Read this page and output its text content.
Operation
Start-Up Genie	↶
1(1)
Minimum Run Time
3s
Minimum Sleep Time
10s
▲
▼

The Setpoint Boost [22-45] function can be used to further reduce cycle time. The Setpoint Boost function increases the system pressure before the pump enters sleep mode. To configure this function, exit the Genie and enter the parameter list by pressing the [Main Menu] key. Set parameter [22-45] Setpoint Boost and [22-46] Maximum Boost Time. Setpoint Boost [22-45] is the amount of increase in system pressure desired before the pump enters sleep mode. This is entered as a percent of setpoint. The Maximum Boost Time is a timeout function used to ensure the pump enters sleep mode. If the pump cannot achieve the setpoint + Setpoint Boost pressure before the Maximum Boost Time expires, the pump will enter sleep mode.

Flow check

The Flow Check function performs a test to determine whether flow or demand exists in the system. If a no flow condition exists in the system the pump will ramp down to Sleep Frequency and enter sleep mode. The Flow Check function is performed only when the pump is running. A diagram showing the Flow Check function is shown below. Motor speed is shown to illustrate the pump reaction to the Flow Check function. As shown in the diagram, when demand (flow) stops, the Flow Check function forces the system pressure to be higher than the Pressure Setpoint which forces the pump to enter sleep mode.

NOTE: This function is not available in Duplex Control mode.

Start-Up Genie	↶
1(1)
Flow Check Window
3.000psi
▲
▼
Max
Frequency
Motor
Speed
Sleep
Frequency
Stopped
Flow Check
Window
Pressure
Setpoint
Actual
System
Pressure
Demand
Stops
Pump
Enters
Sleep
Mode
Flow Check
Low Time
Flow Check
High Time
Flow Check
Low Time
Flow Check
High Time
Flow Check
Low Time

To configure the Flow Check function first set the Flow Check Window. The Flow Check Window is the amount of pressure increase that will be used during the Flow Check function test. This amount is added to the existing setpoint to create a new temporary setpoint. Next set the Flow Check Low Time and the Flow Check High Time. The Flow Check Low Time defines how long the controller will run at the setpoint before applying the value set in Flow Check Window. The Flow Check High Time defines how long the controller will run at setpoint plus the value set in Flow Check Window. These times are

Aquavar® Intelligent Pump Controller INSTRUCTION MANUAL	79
::::
§ **Objective**
Read the entries and pick out all lines that include the word "Minimum".

§ **Solution to this problem**
Minimum Run Time
Minimum Sleep Time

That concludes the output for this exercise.